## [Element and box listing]
·····

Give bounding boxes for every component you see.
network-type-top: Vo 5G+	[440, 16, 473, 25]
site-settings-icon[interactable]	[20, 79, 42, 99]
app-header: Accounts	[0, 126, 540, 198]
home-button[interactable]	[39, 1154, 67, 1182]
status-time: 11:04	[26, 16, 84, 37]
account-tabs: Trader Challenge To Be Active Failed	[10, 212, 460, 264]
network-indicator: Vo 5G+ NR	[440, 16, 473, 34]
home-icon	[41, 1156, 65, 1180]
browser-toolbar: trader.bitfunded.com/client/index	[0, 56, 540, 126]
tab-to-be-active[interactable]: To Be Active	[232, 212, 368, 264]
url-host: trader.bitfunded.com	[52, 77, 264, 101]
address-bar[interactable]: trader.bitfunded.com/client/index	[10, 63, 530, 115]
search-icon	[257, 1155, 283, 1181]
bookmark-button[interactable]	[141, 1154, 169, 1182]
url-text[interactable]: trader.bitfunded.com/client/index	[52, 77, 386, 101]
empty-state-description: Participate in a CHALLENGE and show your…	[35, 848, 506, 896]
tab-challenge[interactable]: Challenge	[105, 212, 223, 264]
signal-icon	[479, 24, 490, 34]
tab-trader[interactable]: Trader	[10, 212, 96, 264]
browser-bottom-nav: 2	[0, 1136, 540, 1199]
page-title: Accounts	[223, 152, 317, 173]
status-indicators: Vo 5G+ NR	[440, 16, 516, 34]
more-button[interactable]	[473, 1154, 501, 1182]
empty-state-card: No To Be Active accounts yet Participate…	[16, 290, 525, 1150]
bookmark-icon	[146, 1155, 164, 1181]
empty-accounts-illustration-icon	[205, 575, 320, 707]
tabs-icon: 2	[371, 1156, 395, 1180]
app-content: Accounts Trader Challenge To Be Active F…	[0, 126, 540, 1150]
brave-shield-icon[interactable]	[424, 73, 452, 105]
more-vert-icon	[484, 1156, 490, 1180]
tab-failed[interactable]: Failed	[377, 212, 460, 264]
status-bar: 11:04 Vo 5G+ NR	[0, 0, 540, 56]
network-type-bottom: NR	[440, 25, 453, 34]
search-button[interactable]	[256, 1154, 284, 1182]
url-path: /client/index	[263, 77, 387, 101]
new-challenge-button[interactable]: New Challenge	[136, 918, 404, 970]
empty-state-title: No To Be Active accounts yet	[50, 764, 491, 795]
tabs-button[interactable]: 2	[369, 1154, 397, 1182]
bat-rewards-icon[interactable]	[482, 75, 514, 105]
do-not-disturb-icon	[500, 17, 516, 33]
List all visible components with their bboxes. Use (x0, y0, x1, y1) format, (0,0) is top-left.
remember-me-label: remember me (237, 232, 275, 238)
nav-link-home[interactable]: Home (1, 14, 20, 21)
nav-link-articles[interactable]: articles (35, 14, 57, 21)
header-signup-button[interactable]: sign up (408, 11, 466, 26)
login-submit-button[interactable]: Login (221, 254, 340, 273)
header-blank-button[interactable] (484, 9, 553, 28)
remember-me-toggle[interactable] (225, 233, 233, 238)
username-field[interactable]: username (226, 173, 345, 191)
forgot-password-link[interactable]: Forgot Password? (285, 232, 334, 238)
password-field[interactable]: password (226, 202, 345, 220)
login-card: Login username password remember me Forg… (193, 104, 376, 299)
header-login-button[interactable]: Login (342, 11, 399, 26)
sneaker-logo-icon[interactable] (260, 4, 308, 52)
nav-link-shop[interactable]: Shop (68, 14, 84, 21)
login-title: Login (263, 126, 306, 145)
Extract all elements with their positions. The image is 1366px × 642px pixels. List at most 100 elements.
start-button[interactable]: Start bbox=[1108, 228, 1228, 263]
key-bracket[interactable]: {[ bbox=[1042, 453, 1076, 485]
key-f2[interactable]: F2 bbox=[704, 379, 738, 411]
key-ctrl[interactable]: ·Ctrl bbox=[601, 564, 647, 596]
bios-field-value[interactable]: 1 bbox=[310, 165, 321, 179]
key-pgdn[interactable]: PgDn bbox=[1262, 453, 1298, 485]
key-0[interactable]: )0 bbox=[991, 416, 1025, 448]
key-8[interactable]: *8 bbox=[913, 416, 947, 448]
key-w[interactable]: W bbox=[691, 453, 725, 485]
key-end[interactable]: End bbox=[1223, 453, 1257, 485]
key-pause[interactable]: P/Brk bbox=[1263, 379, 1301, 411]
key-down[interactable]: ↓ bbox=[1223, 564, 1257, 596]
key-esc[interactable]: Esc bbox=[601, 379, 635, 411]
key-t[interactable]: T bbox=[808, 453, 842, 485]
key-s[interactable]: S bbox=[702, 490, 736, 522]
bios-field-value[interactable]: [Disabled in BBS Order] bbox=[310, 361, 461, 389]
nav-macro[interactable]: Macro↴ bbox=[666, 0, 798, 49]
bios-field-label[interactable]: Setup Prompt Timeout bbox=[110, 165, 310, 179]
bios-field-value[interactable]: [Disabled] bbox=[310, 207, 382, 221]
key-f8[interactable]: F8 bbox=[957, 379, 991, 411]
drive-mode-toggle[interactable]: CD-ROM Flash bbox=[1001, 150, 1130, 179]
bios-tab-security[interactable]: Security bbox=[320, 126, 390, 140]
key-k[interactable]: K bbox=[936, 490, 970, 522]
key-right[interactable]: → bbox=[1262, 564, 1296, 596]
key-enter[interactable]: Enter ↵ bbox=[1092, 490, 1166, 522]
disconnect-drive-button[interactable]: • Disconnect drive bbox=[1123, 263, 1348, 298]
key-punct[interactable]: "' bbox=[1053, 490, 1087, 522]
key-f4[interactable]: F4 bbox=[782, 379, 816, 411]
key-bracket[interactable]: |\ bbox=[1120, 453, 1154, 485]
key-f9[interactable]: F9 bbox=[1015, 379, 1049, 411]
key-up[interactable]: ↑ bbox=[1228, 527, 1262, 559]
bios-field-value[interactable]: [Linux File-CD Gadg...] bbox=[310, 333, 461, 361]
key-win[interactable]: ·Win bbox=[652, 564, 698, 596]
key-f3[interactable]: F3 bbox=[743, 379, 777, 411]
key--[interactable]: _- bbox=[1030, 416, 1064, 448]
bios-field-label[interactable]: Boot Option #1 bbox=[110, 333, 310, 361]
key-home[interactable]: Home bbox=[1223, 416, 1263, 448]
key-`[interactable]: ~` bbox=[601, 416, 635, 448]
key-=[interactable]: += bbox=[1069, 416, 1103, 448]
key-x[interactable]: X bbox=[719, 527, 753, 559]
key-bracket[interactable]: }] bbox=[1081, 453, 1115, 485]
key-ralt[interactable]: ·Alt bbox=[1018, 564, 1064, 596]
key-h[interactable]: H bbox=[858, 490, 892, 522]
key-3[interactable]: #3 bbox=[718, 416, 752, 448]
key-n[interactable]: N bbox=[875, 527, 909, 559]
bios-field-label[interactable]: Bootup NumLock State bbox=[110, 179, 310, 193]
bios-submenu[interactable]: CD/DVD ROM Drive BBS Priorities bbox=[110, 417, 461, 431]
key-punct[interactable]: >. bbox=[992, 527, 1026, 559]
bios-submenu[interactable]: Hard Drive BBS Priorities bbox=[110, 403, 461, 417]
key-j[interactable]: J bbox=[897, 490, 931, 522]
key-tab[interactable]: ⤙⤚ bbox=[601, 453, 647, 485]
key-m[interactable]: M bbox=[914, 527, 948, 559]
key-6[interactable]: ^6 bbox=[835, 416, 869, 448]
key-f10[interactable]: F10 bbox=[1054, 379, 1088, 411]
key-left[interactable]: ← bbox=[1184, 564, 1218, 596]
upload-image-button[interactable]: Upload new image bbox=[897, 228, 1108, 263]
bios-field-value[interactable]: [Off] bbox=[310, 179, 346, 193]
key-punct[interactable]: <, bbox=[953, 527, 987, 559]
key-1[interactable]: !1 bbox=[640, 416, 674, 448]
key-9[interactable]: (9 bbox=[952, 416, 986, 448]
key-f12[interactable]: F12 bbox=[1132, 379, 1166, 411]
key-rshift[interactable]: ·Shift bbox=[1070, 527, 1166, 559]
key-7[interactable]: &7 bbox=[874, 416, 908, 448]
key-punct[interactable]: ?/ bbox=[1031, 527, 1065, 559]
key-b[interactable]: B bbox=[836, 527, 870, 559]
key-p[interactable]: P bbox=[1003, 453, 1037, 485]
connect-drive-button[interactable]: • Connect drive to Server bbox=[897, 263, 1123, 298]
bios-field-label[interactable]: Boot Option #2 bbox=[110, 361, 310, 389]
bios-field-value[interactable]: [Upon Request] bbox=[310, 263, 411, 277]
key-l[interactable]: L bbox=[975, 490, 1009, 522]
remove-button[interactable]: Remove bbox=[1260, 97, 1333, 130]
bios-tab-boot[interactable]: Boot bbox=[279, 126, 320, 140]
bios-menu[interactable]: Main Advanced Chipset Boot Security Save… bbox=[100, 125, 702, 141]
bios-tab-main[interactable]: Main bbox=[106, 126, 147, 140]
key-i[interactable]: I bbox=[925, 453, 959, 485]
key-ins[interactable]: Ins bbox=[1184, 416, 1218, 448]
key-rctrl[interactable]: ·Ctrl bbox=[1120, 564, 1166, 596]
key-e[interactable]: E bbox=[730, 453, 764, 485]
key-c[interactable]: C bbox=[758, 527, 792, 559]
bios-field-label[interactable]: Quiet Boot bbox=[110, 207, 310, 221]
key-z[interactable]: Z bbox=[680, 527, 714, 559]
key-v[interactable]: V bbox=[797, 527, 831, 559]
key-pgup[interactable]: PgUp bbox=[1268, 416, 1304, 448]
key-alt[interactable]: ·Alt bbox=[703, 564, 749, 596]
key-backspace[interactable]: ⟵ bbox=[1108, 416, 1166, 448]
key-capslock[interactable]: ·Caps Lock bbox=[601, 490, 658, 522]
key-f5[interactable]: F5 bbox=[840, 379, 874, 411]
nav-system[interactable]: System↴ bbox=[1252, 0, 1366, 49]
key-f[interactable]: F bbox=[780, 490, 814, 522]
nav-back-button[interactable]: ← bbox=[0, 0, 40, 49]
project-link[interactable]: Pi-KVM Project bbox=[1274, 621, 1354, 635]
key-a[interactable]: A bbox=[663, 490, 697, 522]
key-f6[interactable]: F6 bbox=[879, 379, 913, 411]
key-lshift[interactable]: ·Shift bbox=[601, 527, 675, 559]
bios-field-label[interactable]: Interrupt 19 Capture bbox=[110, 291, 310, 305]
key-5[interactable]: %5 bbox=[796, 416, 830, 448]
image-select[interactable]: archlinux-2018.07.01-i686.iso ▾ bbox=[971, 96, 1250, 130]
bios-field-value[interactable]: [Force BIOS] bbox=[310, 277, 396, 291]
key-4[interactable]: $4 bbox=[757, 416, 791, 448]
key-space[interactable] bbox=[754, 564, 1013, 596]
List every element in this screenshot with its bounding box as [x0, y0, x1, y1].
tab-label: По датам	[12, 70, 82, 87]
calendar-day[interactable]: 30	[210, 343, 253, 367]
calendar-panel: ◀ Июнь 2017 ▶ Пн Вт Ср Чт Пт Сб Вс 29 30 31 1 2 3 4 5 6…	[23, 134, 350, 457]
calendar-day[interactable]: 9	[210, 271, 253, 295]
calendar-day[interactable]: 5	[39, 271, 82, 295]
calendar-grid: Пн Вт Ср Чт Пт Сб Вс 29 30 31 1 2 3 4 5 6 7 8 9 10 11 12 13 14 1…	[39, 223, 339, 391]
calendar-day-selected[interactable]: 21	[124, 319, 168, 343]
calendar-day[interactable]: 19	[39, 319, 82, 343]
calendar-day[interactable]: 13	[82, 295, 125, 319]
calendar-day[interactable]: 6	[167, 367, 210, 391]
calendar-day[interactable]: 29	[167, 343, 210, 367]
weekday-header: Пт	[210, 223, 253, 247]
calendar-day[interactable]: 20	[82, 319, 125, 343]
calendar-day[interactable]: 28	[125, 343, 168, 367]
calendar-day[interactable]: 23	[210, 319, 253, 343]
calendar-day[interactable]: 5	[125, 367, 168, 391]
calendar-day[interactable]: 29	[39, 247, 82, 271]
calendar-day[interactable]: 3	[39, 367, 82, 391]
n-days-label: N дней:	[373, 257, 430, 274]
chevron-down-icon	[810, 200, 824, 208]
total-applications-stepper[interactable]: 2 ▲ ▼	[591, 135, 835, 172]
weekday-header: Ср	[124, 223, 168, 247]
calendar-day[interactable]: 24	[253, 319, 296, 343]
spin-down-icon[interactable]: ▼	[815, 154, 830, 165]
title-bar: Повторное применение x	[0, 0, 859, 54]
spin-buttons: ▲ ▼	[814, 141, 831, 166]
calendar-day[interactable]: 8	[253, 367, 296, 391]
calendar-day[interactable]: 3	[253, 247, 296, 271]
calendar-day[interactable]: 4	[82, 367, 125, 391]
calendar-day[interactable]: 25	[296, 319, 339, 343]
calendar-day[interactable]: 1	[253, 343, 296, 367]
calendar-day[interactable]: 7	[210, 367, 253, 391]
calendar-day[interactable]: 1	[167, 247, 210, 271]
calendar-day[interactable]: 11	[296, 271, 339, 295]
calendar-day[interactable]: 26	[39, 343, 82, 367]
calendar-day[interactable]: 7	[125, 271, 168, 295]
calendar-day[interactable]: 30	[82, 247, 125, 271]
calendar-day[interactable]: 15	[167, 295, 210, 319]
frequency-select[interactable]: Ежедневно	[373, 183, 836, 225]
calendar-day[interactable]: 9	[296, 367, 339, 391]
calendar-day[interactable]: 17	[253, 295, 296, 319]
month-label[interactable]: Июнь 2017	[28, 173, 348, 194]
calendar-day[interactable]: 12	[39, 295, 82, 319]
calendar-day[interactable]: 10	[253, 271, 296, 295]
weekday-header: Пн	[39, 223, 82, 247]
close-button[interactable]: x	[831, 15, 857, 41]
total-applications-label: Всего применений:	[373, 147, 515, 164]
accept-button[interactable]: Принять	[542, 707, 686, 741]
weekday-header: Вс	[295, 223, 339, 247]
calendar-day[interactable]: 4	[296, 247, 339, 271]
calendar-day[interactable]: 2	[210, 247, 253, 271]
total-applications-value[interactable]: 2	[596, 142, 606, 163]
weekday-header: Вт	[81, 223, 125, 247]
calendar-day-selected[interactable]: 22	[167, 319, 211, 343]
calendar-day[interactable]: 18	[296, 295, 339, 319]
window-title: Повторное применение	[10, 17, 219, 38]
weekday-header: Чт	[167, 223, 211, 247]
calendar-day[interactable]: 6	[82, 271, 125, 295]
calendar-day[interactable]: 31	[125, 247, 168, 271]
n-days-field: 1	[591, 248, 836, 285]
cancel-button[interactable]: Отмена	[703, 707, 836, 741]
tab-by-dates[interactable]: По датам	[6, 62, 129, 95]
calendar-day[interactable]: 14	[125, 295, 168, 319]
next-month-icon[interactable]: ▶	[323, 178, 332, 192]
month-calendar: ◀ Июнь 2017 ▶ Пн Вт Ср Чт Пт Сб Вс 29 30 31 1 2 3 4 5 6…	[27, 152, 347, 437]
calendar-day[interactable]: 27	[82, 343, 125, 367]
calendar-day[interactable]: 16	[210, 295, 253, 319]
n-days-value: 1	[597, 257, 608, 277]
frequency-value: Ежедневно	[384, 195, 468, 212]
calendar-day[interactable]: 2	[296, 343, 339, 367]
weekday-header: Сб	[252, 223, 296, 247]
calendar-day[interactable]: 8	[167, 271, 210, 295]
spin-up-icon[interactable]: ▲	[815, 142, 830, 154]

·····

## [What the exercise asks]
Convert everything from the start of the listing above down to the line containing "16, 84, 37]", both included, into a Markdown table with the columns Row and Listing line. Number each line in Row and skip blank lines.

## [Worked answer]
| Row | Listing line |
|---|---|
| 1 | Give bounding boxes for every component you see. |
| 2 | network-type-top: Vo 5G+	[440, 16, 473, 25] |
| 3 | site-settings-icon[interactable]	[20, 79, 42, 99] |
| 4 | app-header: Accounts	[0, 126, 540, 198] |
| 5 | home-button[interactable]	[39, 1154, 67, 1182] |
| 6 | status-time: 11:04	[26, 16, 84, 37] |